From the listing below, pick out each line with the word "老柴杂货铺".

....................

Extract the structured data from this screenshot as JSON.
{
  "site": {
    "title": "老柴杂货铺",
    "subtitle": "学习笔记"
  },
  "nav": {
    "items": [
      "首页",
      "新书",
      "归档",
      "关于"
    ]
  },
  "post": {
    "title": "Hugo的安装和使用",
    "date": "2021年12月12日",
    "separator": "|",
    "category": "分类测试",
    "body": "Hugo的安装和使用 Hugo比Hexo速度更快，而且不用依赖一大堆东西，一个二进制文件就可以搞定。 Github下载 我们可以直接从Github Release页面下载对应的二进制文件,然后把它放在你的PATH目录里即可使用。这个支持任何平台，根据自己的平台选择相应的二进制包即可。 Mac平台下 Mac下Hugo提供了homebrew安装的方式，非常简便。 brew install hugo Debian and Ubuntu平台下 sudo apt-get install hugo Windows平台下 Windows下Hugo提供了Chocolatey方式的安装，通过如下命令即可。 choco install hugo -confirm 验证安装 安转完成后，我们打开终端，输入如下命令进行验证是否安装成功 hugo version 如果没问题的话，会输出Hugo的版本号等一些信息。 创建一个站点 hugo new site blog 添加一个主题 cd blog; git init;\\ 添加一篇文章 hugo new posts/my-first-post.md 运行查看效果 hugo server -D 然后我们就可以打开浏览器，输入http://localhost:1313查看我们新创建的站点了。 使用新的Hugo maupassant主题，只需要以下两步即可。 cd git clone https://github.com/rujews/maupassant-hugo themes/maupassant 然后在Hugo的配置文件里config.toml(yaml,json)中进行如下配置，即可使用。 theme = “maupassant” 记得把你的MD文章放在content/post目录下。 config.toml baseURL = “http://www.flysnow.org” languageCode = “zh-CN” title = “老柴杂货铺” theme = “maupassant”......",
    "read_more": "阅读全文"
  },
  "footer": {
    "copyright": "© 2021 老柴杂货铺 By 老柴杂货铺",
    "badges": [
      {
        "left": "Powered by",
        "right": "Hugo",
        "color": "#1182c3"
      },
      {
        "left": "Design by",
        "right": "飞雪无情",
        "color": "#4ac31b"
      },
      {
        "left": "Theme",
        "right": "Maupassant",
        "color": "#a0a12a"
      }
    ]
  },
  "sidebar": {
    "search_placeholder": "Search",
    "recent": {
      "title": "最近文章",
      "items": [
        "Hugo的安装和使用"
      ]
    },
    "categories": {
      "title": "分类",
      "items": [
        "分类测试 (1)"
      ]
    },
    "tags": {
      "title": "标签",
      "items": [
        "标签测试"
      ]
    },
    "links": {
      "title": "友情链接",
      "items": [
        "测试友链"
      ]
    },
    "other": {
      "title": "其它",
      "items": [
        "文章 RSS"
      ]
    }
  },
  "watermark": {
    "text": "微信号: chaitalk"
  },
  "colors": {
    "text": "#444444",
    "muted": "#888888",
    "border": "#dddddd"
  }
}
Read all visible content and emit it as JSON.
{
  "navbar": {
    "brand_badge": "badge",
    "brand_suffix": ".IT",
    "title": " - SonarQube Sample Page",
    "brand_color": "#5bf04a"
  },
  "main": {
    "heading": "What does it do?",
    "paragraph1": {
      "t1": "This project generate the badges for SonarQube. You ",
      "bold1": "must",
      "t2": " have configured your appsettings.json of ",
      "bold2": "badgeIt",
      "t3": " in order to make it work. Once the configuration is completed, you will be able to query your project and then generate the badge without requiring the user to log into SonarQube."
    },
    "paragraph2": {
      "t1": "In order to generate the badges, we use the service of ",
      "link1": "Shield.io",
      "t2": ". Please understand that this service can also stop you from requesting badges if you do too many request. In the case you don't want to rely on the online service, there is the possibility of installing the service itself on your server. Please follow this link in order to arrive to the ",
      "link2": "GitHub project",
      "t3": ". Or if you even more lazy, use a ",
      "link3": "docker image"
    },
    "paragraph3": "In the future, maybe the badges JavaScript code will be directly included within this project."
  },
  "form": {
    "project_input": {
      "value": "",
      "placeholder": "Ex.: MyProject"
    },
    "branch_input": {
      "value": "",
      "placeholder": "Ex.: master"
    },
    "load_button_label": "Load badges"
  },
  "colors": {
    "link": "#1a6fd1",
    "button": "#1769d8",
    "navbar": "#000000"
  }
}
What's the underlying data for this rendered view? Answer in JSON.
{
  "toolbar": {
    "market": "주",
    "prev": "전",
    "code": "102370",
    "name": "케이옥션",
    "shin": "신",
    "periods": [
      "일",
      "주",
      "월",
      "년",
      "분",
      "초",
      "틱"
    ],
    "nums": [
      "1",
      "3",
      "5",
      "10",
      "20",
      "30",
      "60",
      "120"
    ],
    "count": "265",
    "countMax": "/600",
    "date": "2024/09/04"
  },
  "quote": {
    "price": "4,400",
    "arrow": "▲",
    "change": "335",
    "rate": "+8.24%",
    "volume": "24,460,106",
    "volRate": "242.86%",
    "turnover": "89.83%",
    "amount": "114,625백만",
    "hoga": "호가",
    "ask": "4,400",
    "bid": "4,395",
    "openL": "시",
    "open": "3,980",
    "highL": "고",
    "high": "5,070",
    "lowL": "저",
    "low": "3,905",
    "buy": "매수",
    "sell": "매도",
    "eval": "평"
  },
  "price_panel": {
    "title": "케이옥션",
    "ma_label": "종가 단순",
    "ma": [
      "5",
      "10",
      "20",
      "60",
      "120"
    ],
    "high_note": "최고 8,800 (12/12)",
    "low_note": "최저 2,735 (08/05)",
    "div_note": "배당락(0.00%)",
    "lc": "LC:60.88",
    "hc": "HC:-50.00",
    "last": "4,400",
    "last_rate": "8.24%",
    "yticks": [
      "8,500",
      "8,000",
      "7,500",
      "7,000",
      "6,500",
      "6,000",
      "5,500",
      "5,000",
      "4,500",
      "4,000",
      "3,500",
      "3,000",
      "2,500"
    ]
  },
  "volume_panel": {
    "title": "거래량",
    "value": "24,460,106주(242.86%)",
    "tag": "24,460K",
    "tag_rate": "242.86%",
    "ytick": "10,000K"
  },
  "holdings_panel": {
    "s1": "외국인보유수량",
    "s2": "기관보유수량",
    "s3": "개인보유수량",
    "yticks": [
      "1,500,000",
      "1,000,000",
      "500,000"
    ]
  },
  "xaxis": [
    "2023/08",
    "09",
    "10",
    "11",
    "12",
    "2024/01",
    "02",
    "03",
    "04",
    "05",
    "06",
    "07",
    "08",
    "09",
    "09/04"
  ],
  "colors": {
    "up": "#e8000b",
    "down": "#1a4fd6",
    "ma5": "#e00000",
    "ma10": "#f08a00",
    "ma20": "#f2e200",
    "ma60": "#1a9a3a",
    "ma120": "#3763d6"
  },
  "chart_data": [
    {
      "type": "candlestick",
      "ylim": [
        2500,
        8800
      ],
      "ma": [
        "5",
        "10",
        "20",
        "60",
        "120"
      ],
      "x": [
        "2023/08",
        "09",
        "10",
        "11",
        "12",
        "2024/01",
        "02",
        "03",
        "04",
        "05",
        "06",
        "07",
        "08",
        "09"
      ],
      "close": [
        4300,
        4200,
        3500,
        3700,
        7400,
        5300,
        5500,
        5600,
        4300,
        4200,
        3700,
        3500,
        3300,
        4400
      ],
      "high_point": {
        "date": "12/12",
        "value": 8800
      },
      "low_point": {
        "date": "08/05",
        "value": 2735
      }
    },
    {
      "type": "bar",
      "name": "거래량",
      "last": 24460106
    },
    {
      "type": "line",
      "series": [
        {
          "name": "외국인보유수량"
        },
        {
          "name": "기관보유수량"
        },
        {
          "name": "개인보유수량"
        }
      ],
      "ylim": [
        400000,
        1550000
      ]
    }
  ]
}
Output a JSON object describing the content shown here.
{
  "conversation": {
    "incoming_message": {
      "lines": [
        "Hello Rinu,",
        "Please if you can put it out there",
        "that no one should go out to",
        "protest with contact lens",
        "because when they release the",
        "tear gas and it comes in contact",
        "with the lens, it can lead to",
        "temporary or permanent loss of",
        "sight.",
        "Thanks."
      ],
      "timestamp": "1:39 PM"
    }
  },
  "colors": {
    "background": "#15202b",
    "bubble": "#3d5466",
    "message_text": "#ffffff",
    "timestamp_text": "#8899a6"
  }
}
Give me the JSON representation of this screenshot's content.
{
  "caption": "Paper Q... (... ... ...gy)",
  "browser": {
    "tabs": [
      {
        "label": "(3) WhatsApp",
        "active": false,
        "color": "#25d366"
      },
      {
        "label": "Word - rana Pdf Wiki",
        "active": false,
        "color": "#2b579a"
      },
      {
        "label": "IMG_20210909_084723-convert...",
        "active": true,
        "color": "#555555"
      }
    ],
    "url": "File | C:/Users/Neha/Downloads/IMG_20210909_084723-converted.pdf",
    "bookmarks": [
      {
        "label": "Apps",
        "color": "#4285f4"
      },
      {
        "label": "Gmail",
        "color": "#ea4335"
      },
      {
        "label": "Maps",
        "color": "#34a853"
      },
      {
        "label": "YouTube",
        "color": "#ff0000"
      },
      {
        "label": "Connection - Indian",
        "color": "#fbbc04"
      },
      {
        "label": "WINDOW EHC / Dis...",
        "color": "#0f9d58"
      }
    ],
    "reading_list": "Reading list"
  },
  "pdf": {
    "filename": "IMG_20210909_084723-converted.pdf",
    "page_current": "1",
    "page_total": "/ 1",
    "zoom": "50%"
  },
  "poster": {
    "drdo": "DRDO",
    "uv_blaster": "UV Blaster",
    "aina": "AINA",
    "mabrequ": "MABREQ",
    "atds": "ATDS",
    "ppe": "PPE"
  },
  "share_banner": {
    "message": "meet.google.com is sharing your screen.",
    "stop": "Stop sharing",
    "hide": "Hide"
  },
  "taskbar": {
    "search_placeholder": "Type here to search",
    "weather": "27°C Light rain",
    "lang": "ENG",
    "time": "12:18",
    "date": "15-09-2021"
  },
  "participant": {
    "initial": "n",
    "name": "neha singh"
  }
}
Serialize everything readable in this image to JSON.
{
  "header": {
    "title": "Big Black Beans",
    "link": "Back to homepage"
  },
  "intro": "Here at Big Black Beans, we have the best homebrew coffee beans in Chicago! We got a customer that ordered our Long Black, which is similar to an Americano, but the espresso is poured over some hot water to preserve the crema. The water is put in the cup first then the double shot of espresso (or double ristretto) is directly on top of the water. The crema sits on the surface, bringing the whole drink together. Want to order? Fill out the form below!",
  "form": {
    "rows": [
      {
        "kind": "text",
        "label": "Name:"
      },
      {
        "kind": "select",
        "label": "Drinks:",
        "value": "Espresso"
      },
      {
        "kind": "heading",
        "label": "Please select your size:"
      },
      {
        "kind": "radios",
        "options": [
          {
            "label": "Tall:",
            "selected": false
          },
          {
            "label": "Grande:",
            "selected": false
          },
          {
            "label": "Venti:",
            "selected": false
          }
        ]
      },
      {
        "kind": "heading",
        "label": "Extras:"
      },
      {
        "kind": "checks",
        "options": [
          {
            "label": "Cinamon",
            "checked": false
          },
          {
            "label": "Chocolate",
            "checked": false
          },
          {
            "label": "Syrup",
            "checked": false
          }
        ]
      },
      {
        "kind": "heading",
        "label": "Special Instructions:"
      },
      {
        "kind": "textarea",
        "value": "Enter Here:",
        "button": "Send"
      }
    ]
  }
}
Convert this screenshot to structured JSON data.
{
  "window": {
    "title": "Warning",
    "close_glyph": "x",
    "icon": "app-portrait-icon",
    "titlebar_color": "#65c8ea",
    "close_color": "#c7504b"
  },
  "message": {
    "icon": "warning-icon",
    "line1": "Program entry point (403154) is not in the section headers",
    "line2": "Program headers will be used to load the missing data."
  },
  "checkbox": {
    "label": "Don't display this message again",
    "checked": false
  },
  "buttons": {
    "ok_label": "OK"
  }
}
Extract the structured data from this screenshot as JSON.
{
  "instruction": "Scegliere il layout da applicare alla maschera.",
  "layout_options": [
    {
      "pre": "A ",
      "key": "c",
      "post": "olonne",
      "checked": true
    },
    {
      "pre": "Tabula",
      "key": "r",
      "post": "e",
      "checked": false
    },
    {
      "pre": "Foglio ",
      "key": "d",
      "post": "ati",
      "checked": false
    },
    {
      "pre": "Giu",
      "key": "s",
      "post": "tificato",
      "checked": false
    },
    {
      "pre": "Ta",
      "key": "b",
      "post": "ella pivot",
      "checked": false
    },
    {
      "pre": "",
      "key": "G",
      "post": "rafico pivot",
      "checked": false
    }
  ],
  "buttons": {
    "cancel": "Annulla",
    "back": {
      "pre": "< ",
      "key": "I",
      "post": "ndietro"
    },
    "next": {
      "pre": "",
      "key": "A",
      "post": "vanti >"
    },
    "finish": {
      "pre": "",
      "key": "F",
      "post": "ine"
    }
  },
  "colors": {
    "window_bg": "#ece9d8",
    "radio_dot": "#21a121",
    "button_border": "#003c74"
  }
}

....................

:: Task result ::
    "title": "老柴杂货铺",
    "body": "Hugo的安装和使用 Hugo比Hexo速度更快，而且不用依赖一大堆东西，一个二进制文件就可以搞定。 Github下载 我们可以直接从Github Release页面下载对应的二进制文件,然后把它放在你的PATH目录里即可使用。这个支持任何平台，根据自己的平台选择相应的二进制包即可。 Mac平台下 Mac下Hugo提供了homebrew安装的方式，非常简便。 brew install hugo Debian and Ubuntu平台下 sudo apt-get install hugo Windows平台下 Windows下Hugo提供了Chocolatey方式的安装，通过如下命令即可。 choco install hugo -confirm 验证安装 安转完成后，我们打开终端，输入如下命令进行验证是否安装成功 hugo version 如果没问题的话，会输出Hugo的版本号等一些信息。 创建一个站点 hugo new site blog 添加一个主题 cd blog; git init;\\ 添加一篇文章 hugo new posts/my-first-post.md 运行查看效果 hugo server -D 然后我们就可以打开浏览器，输入http://localhost:1313查看我们新创建的站点了。 使用新的Hugo maupassant主题，只需要以下两步即可。 cd git clone https://github.com/rujews/maupassant-hugo themes/maupassant 然后在Hugo的配置文件里config.toml(yaml,json)中进行如下配置，即可使用。 theme = “maupassant” 记得把你的MD文章放在content/post目录下。 config.toml baseURL = “http://www.flysnow.org” languageCode = “zh-CN” title = “老柴杂货铺” theme = “maupassant”......",
    "copyright": "© 2021 老柴杂货铺 By 老柴杂货铺",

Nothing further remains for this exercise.